How they finally won in Europe
City’s charge towards the title only really started in February, but the seeds of Champions League success were sown long before.
In the aftermath of last season’s semifinal defeat to Real Madrid in May 2022 — a tie City were leading until stoppage time in the second leg — Guardiola told his players to remember that their collapse in the Bernabeu had been put down to a lack of character and mental strength. He reminded them again before the second leg this season, telling them that as he watched the draw in his office at the City Football Academy, he had wished to get Real Madrid again because he “wanted it,” seeing the rematch as a chance to end the debate about the mentality of his group.
After playing out a 1-1 draw in the first leg of that semifinal in the Spanish capital, City destroyed the reigning champions of Europe 4-0 in one of the most devastating performances of the Guardiola era. Real Madrid were so lost that at one point Guardiola turned to Vinicius Junior as he stood on the touchline and asked, “Are you going to play?”
Vinicius didn’t have an answer. Neither did Madrid.

> [Source excerpt]
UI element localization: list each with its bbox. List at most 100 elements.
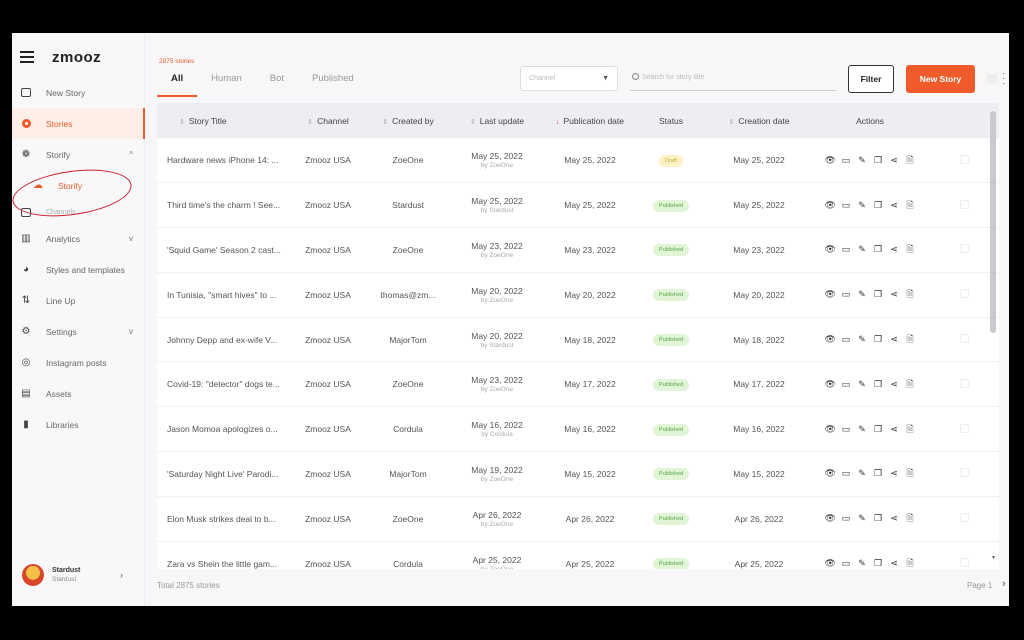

> [Task goal] In the text about City's Champions League win, write out the section between "In the aftermath" and "of his group.", inclusive, swapping "Bernabeu" for "Santiago Bernabeu".

> [Expected output]
In the aftermath of last season’s semifinal defeat to Real Madrid in May 2022 — a tie City were leading until stoppage time in the second leg — Guardiola told his players to remember that their collapse in the Santiago Bernabeu had been put down to a lack of character and mental strength. He reminded them again before the second leg this season, telling them that as he watched the draw in his office at the City Football Academy, he had wished to get Real Madrid again because he “wanted it,” seeing the rematch as a chance to end the debate about the mentality of his group.